[Records from a data collection]
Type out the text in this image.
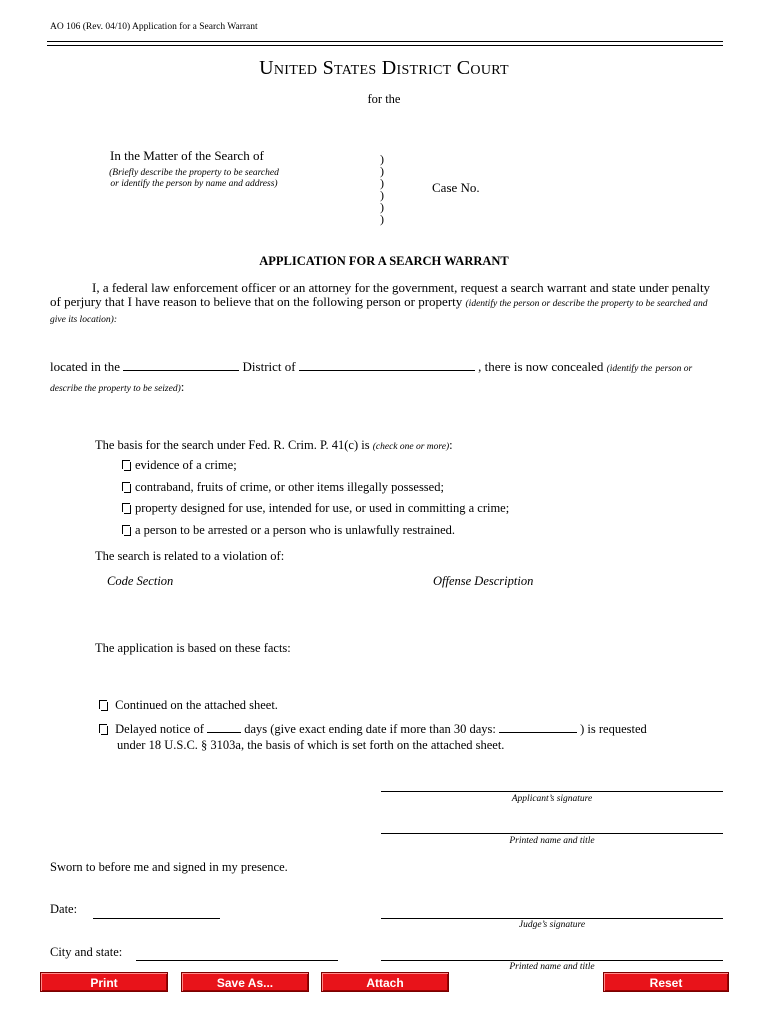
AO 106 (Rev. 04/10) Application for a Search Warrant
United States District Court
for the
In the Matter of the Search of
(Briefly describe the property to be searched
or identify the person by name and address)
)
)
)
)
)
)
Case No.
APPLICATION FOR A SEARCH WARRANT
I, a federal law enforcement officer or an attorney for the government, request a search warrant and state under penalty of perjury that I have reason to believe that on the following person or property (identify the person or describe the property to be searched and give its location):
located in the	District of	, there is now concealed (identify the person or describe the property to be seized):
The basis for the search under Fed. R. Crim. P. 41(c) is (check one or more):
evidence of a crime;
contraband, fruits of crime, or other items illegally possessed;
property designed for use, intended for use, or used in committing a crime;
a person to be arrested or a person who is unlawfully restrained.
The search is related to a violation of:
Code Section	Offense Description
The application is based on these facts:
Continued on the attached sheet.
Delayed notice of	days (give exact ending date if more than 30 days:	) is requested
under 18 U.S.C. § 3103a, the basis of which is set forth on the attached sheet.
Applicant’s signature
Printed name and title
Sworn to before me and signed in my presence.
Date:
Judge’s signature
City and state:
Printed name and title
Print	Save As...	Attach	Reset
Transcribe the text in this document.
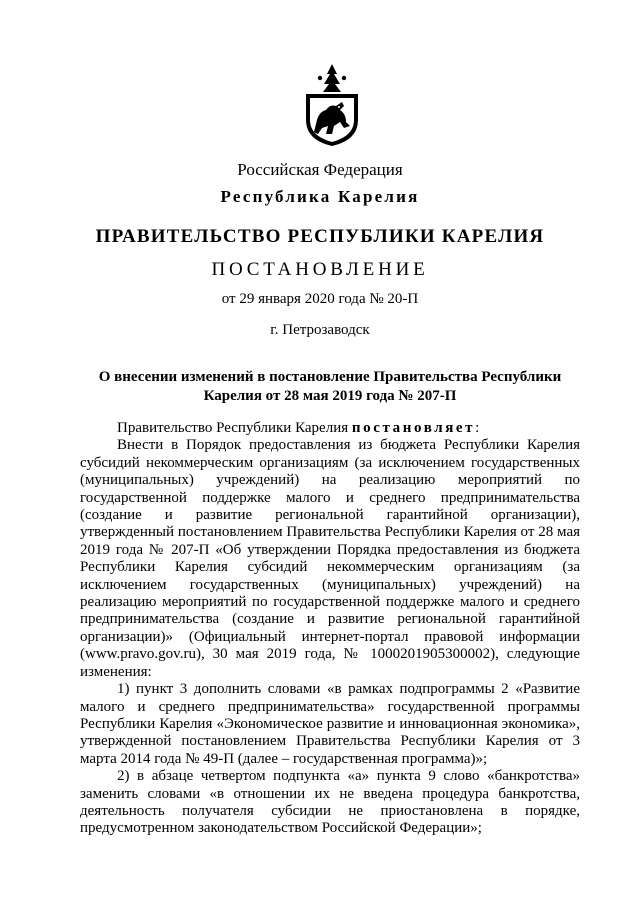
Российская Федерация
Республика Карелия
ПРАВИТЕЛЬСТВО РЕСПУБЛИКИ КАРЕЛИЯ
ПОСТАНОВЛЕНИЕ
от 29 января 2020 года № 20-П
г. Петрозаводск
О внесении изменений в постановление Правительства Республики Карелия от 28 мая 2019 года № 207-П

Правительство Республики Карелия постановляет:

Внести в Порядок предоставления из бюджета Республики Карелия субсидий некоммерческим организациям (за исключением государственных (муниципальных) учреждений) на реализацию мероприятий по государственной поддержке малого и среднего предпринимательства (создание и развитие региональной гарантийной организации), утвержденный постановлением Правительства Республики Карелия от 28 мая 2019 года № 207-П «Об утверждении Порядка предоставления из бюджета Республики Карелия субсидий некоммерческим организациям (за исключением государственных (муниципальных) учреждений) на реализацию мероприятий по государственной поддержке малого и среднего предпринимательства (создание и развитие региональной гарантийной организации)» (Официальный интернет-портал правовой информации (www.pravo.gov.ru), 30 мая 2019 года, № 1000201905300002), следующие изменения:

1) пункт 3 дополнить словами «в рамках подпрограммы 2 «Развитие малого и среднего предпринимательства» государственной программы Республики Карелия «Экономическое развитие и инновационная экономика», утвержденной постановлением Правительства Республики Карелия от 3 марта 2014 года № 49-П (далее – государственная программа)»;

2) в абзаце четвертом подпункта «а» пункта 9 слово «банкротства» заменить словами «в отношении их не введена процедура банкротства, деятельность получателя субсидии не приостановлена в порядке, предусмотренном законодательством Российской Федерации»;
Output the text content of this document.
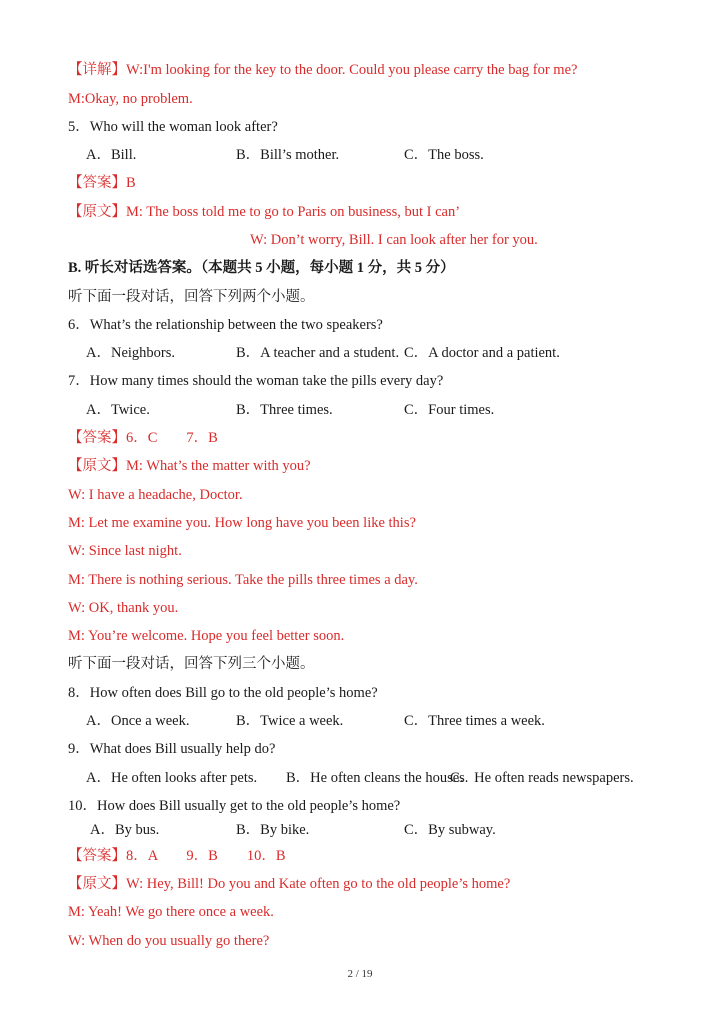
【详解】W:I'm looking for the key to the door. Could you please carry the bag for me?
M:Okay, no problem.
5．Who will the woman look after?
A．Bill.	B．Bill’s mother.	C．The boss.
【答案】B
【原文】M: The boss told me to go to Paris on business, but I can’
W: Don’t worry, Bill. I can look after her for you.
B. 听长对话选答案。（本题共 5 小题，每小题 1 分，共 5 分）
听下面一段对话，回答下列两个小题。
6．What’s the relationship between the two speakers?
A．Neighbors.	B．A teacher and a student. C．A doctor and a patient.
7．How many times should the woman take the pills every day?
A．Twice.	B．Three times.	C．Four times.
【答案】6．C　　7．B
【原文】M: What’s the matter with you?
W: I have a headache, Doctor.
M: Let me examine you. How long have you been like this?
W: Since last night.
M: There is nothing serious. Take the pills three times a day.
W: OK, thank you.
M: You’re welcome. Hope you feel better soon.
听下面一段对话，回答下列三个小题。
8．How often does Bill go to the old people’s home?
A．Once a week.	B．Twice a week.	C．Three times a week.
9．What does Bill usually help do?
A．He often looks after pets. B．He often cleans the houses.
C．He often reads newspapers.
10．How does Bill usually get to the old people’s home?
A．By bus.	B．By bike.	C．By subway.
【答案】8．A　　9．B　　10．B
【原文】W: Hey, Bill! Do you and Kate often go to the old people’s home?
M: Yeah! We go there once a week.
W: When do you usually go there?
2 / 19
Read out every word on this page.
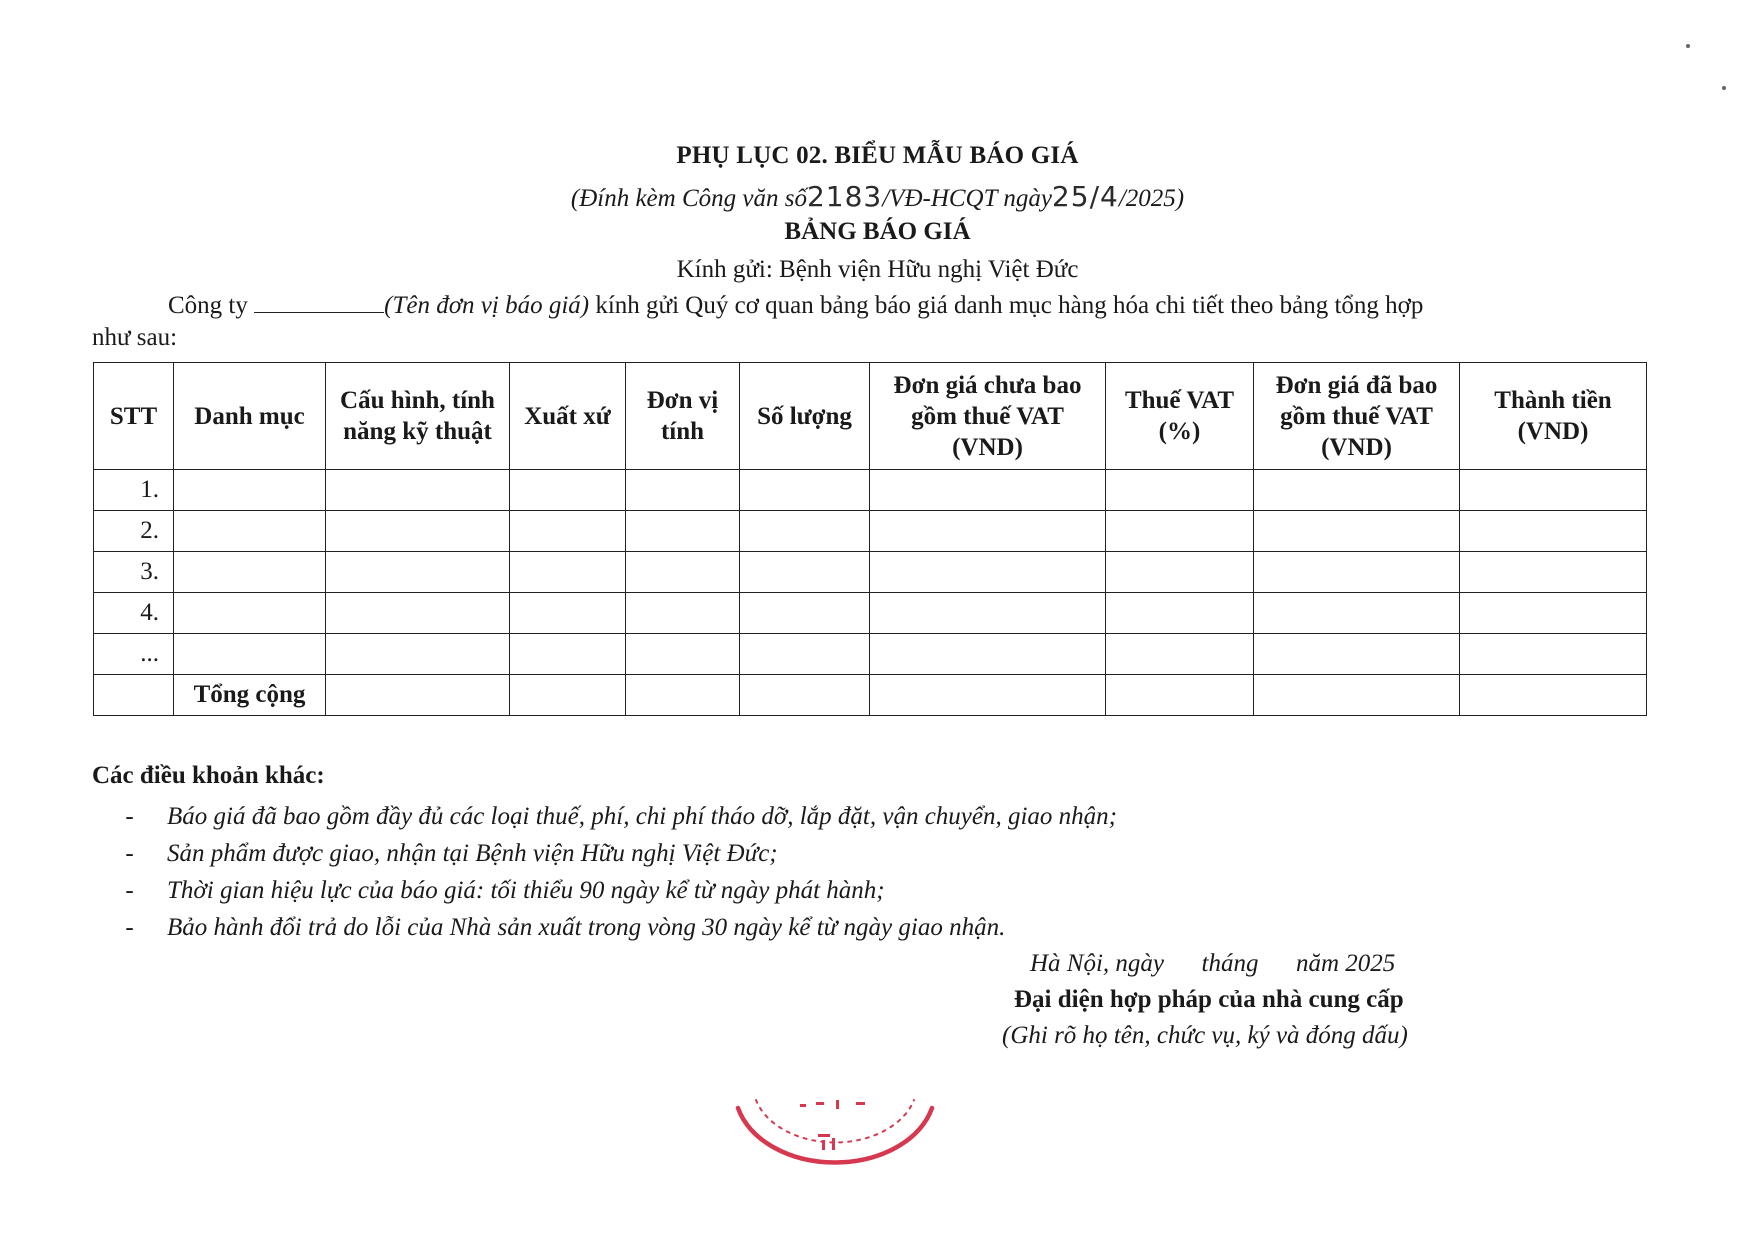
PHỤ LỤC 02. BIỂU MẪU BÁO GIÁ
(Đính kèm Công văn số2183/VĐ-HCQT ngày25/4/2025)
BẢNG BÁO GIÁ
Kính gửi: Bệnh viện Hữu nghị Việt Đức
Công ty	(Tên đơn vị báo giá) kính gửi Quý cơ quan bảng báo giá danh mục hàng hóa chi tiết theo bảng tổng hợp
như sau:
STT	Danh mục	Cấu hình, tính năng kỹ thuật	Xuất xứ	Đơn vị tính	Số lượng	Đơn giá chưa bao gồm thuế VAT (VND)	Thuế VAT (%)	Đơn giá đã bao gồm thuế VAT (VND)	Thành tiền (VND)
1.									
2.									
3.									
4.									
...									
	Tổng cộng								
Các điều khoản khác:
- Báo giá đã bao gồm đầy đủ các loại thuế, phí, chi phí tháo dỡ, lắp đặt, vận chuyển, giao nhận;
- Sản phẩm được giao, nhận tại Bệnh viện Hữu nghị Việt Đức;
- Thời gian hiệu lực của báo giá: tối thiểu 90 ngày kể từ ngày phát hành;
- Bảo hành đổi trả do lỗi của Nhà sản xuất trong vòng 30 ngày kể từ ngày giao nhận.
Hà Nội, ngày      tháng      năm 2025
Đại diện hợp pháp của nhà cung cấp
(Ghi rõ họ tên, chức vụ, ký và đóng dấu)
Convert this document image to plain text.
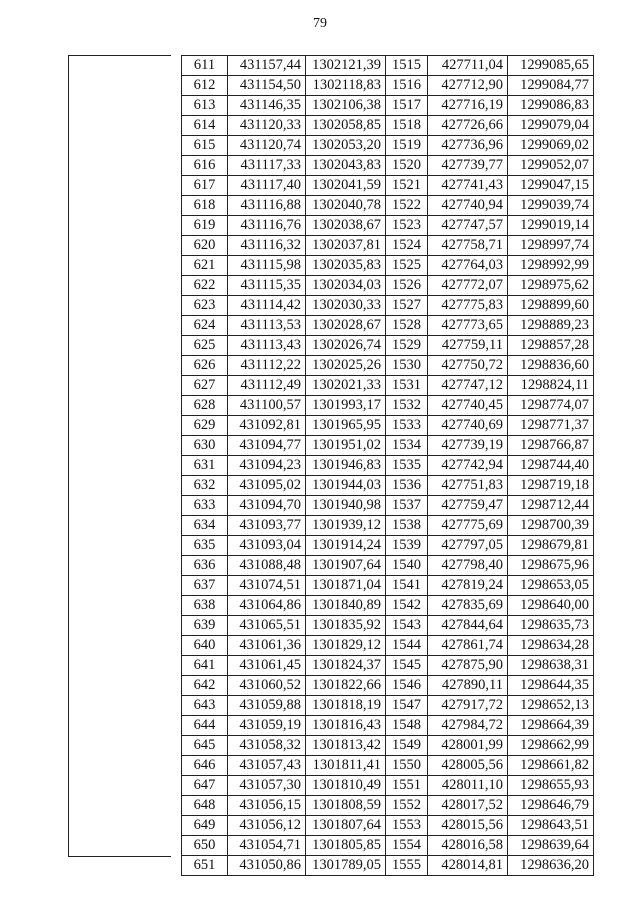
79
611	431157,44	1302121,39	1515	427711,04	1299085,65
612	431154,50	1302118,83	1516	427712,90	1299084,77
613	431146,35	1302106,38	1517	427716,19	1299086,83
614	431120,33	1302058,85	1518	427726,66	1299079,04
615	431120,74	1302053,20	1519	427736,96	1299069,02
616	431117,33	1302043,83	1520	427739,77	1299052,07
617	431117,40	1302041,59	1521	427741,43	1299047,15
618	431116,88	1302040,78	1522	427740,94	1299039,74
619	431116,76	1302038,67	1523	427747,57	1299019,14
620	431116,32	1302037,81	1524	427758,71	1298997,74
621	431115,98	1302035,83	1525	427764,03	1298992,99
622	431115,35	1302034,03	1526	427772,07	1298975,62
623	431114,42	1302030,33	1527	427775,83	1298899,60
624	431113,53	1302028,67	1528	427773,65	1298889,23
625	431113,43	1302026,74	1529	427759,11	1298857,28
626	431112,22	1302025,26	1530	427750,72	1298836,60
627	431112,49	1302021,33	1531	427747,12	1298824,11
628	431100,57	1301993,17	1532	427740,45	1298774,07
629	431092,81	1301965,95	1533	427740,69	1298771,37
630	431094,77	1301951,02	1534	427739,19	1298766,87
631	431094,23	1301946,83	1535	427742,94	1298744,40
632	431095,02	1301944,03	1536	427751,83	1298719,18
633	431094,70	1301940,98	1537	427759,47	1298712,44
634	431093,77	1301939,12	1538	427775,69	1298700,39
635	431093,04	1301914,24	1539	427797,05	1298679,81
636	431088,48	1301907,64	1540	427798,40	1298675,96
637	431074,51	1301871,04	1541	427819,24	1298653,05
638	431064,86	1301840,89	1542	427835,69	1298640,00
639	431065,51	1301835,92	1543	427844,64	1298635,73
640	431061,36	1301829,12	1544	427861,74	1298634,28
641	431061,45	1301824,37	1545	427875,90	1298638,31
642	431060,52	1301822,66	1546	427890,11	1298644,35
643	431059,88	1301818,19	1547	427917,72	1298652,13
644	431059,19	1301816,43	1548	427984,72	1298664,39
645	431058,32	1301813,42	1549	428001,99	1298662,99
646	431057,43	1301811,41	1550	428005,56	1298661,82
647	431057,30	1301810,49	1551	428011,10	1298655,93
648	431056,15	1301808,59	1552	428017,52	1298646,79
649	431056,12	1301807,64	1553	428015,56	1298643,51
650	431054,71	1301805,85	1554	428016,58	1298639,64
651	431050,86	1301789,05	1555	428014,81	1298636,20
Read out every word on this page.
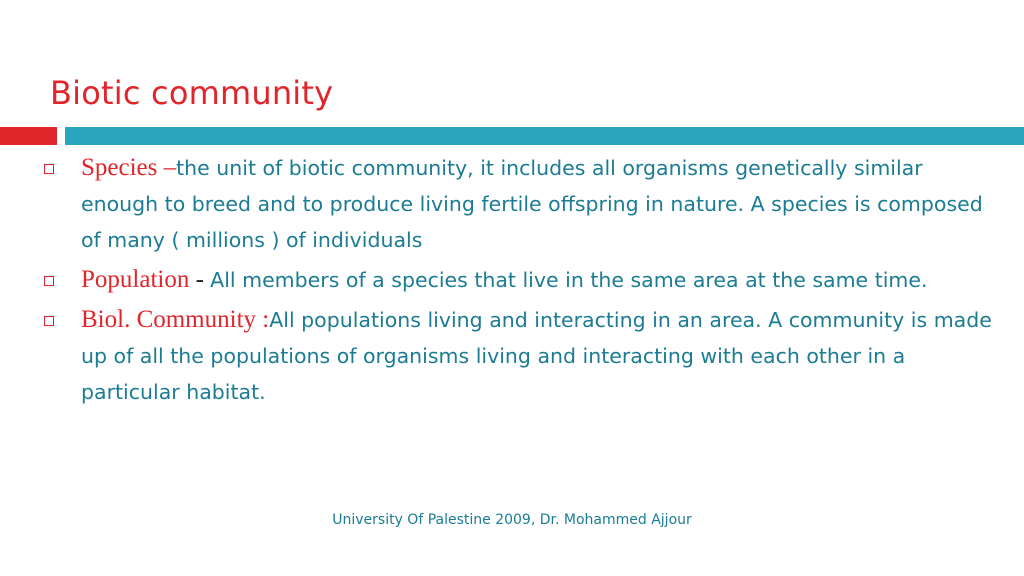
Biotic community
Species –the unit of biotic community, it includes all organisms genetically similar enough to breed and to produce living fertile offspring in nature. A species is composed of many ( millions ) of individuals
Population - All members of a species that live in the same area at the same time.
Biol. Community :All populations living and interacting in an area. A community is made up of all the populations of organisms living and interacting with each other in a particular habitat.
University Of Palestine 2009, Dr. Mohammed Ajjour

• _Task goal_
List all lines where "this" occurs.

• _Answer for the task_
Type out the text in this image.
Transcribe the text in this document.
Output the text content of this document.
M: Let me examine you. How long have you been like this?
Read out every word on this page.
Convert this document image to plain text.
Read out every word on this page.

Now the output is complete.